Description of the task: Look through the data below. Collect every line where the word "skador" occurs.
------------------------------
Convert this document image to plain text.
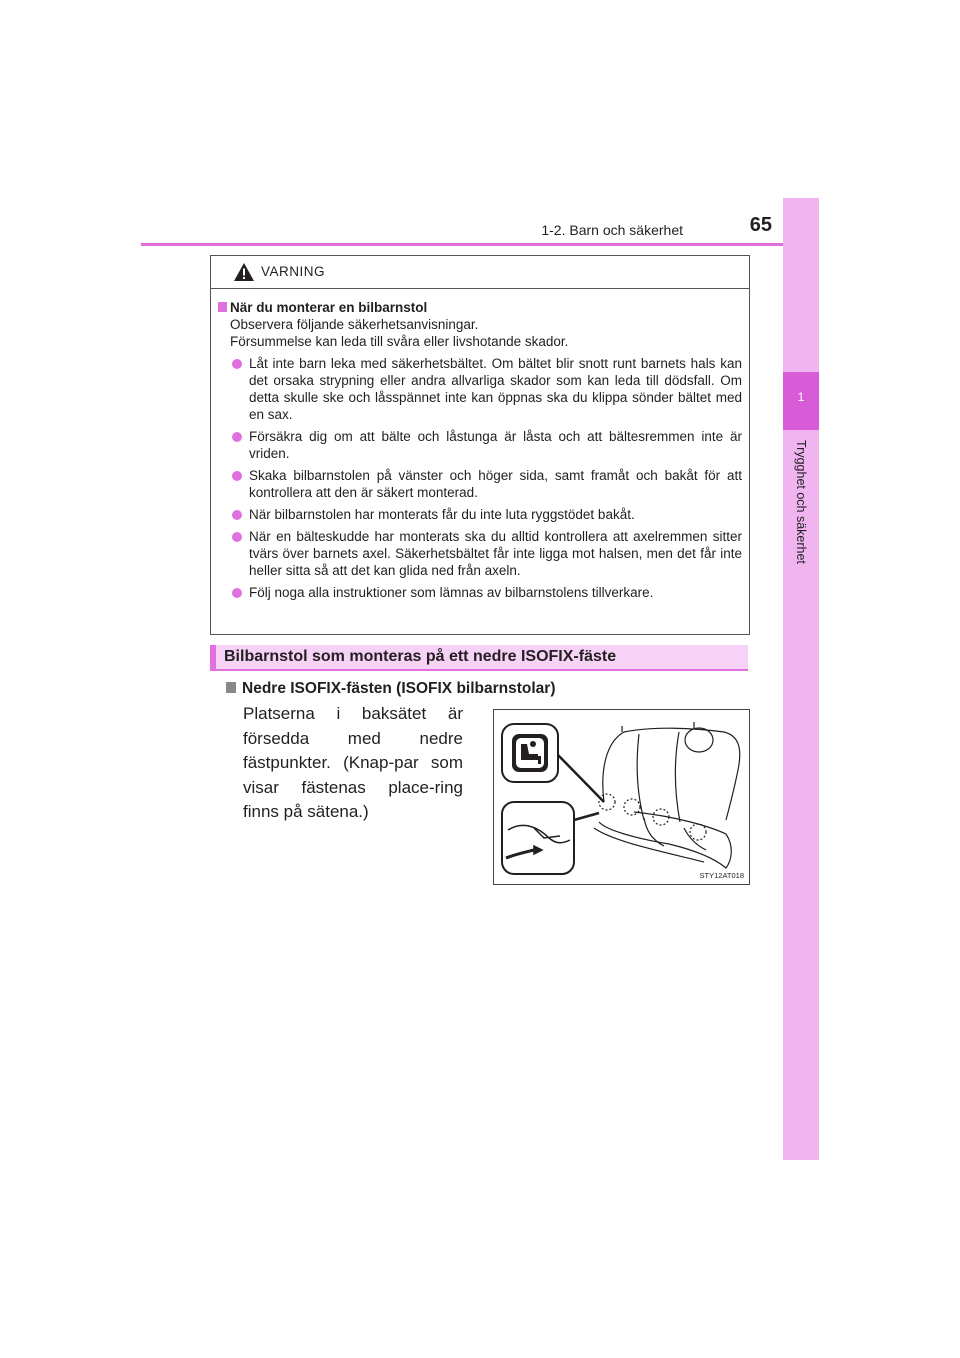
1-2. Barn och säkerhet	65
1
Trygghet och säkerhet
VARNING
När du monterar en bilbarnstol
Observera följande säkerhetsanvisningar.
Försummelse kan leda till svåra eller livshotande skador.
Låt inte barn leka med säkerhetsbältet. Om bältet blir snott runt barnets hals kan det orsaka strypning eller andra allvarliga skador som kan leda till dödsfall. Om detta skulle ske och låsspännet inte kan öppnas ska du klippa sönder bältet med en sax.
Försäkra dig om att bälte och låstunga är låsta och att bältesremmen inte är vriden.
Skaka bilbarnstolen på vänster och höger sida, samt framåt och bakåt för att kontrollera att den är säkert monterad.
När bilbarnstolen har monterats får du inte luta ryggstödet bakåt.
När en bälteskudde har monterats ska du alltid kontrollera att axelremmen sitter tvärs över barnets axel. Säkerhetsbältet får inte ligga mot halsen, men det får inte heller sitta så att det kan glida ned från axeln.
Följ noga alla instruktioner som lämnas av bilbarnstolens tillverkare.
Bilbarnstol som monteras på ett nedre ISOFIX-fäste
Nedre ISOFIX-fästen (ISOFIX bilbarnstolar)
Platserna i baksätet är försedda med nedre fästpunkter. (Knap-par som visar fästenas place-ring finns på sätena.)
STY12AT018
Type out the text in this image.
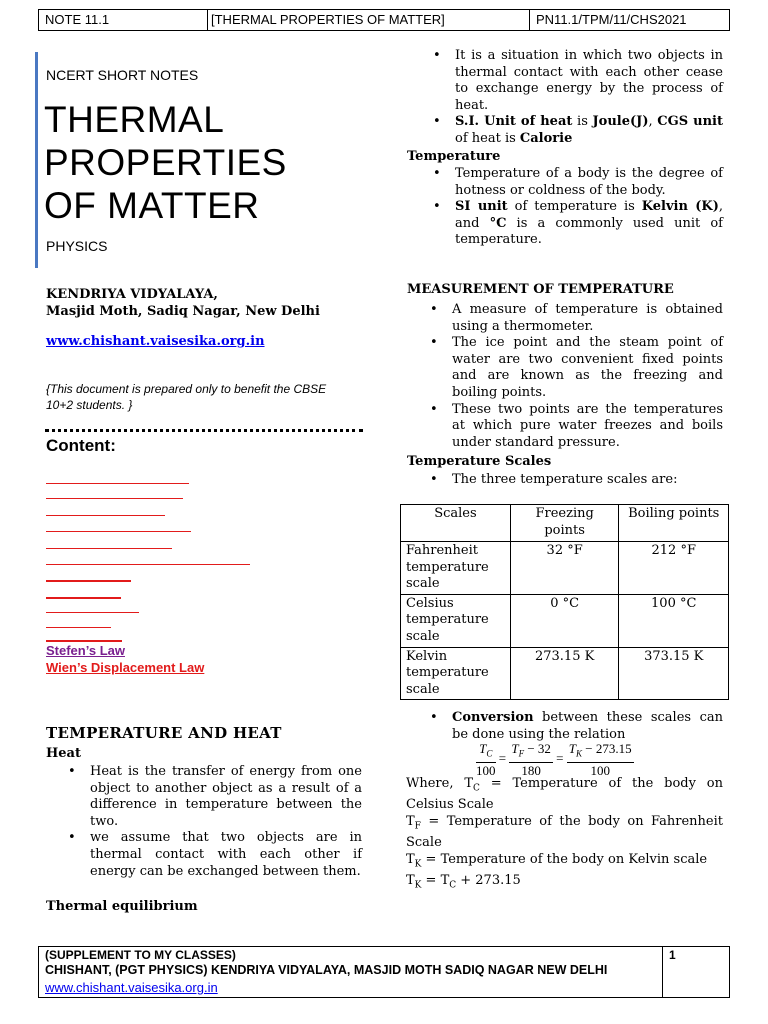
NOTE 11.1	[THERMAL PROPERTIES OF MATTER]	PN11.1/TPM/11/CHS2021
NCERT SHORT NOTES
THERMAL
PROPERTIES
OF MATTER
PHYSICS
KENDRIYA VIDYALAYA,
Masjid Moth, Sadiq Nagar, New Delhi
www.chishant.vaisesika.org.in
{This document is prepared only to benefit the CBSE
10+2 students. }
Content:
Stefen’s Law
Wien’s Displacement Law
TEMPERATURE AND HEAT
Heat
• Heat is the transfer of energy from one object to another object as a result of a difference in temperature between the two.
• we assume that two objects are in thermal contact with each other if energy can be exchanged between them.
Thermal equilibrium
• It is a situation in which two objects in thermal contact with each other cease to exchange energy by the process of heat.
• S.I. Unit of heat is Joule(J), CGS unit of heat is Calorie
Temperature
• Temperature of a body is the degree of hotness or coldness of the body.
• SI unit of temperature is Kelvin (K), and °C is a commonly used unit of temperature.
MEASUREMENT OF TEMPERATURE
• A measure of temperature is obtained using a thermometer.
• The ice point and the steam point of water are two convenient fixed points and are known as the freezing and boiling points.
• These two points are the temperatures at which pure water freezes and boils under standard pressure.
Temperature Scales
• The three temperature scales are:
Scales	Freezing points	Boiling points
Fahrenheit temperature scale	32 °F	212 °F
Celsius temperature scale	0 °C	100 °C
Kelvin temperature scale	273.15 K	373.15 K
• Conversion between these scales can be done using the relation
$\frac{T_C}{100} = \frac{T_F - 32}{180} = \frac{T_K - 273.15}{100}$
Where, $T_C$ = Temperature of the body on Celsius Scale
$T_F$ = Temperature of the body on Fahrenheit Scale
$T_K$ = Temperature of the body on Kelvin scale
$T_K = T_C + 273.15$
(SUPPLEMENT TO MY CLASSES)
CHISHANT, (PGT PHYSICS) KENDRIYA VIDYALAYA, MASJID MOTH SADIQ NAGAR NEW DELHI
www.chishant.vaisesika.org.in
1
------------------------------
Task response:
Försummelse kan leda till svåra eller livshotande skador.
Låt inte barn leka med säkerhetsbältet. Om bältet blir snott runt barnets hals kan det orsaka strypning eller andra allvarliga skador som kan leda till dödsfall. Om detta skulle ske och låsspännet inte kan öppnas ska du klippa sönder bältet med en sax.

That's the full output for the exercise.